(Stored records)
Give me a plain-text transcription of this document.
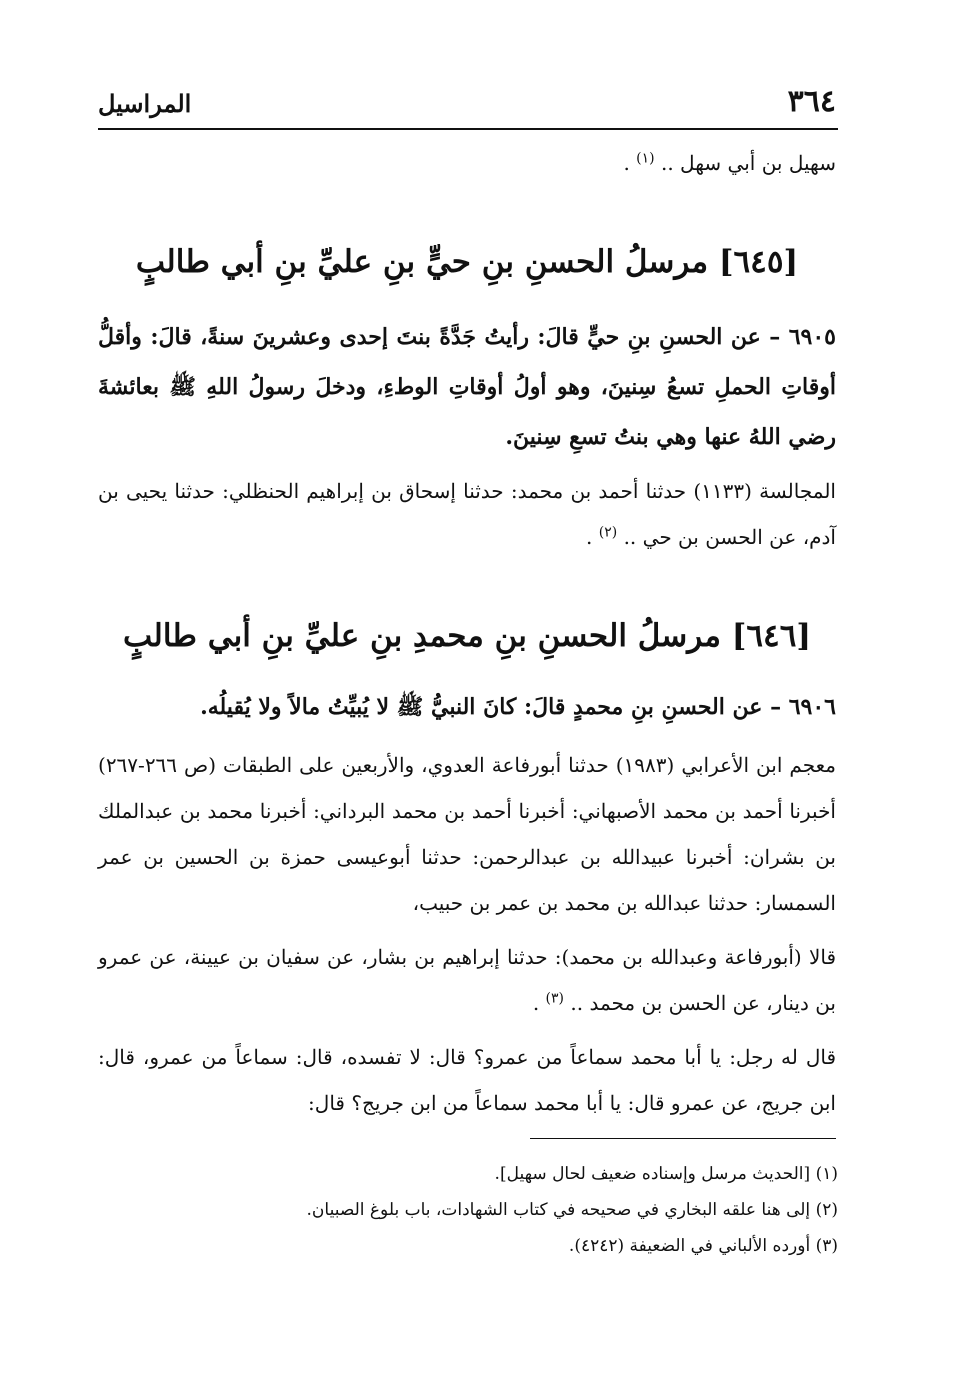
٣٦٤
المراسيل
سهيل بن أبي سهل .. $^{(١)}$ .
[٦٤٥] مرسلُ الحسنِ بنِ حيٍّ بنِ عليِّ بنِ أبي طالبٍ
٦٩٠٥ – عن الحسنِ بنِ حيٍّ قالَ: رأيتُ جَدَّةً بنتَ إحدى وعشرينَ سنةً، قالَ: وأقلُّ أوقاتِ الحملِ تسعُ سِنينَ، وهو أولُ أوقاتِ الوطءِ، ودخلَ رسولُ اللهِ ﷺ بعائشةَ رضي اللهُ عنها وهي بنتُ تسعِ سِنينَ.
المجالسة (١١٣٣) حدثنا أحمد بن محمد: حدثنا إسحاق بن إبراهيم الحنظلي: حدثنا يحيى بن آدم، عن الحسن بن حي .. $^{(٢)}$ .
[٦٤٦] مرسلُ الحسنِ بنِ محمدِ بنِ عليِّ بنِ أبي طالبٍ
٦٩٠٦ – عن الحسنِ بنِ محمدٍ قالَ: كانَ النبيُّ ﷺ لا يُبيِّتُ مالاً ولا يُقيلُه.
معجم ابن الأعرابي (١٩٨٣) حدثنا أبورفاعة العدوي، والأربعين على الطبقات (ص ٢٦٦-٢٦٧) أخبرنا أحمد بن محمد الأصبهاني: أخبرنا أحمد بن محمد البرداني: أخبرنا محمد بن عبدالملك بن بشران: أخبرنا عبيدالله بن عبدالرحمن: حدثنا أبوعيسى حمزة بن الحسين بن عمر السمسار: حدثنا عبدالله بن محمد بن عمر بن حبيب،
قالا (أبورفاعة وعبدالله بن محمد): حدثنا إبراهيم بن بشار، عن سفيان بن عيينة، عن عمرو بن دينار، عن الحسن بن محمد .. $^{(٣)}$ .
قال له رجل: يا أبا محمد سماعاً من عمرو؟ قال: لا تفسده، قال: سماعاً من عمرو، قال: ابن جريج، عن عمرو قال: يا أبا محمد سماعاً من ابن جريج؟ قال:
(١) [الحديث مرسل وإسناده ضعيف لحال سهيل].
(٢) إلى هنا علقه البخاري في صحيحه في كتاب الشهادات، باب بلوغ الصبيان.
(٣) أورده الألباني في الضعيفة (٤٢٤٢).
---
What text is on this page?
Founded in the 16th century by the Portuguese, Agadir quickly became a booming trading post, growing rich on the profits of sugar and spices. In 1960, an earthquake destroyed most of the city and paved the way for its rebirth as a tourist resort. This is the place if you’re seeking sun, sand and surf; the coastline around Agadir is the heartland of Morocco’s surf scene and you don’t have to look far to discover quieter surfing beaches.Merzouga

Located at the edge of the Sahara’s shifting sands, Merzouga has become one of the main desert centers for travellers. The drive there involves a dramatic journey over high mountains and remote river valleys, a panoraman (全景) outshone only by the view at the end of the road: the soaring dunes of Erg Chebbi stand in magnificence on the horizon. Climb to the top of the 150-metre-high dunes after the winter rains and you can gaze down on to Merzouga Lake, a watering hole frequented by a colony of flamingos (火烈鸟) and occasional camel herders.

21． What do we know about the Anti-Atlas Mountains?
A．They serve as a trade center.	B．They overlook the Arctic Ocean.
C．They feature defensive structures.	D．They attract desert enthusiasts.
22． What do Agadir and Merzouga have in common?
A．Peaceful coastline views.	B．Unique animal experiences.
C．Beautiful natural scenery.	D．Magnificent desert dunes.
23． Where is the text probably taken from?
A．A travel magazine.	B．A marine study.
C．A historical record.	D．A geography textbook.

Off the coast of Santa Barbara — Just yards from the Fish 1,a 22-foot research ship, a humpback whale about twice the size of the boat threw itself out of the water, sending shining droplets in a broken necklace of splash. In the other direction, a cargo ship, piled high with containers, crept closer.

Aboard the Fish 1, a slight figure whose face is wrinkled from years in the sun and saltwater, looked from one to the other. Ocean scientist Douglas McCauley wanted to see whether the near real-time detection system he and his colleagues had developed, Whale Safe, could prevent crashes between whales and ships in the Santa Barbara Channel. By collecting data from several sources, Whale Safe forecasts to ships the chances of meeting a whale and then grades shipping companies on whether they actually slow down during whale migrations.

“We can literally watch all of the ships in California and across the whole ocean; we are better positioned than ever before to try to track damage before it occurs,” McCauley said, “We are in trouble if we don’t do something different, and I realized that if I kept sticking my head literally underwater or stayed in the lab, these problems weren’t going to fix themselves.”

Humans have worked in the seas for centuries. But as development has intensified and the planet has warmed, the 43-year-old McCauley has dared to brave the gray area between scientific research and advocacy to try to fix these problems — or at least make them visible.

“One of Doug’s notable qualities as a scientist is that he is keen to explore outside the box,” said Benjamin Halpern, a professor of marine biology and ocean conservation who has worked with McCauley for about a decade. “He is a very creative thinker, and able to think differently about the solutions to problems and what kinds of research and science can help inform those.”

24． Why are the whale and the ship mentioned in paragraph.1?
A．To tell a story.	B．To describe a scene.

### What is needed
In the records above, find each line with the word "marine" and copy it.

### Task result
A．A travel magazine.	B．A marine study.
“One of Doug’s notable qualities as a scientist is that he is keen to explore outside the box,” said Benjamin Halpern, a professor of marine biology and ocean conservation who has worked with McCauley for about a decade. “He is a very creative thinker, and able to think differently about the solutions to problems and what kinds of research and science can help inform those.”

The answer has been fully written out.